Figure collection entries

* * * * *

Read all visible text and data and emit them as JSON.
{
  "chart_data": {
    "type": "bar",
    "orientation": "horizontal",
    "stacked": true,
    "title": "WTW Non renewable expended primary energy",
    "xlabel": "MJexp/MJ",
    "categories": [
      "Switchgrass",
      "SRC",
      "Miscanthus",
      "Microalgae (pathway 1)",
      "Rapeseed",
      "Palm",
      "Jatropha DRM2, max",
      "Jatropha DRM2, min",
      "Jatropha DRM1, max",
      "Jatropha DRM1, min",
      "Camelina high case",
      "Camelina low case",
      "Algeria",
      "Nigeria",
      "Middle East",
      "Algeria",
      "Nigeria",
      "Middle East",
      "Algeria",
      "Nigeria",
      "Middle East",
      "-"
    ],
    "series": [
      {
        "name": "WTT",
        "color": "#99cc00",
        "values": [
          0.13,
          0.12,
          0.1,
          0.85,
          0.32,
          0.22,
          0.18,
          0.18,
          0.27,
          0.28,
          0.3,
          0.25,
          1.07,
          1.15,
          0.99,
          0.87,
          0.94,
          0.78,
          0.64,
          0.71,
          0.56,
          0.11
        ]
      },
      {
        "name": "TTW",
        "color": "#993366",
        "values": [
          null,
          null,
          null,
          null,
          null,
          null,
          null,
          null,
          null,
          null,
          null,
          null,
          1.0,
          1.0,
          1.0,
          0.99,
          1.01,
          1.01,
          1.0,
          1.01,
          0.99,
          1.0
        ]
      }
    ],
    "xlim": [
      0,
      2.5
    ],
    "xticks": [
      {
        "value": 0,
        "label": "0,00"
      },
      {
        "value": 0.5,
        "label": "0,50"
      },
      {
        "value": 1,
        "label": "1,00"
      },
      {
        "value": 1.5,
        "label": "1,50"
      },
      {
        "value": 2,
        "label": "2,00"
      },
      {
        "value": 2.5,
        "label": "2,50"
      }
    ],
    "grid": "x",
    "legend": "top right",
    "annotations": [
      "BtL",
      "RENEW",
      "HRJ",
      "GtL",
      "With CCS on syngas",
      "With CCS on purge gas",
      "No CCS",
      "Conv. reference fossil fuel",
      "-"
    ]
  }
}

* * * * *

▶ **PROBLEM TO WORK ON**
Repeat all of the records above exactly as written.

▶ **RESULT OF THE EXERCISE**
Read all visible text and data and emit them as JSON.
{
  "chart_data": {
    "type": "bar",
    "orientation": "horizontal",
    "stacked": true,
    "title": "WTW Non renewable expended primary energy",
    "xlabel": "MJexp/MJ",
    "categories": [
      "Switchgrass",
      "SRC",
      "Miscanthus",
      "Microalgae (pathway 1)",
      "Rapeseed",
      "Palm",
      "Jatropha DRM2, max",
      "Jatropha DRM2, min",
      "Jatropha DRM1, max",
      "Jatropha DRM1, min",
      "Camelina high case",
      "Camelina low case",
      "Algeria",
      "Nigeria",
      "Middle East",
      "Algeria",
      "Nigeria",
      "Middle East",
      "Algeria",
      "Nigeria",
      "Middle East",
      "-"
    ],
    "series": [
      {
        "name": "WTT",
        "color": "#99cc00",
        "values": [
          0.13,
          0.12,
          0.1,
          0.85,
          0.32,
          0.22,
          0.18,
          0.18,
          0.27,
          0.28,
          0.3,
          0.25,
          1.07,
          1.15,
          0.99,
          0.87,
          0.94,
          0.78,
          0.64,
          0.71,
          0.56,
          0.11
        ]
      },
      {
        "name": "TTW",
        "color": "#993366",
        "values": [
          null,
          null,
          null,
          null,
          null,
          null,
          null,
          null,
          null,
          null,
          null,
          null,
          1.0,
          1.0,
          1.0,
          0.99,
          1.01,
          1.01,
          1.0,
          1.01,
          0.99,
          1.0
        ]
      }
    ],
    "xlim": [
      0,
      2.5
    ],
    "xticks": [
      {
        "value": 0,
        "label": "0,00"
      },
      {
        "value": 0.5,
        "label": "0,50"
      },
      {
        "value": 1,
        "label": "1,00"
      },
      {
        "value": 1.5,
        "label": "1,50"
      },
      {
        "value": 2,
        "label": "2,00"
      },
      {
        "value": 2.5,
        "label": "2,50"
      }
    ],
    "grid": "x",
    "legend": "top right",
    "annotations": [
      "BtL",
      "RENEW",
      "HRJ",
      "GtL",
      "With CCS on syngas",
      "With CCS on purge gas",
      "No CCS",
      "Conv. reference fossil fuel",
      "-"
    ]
  }
}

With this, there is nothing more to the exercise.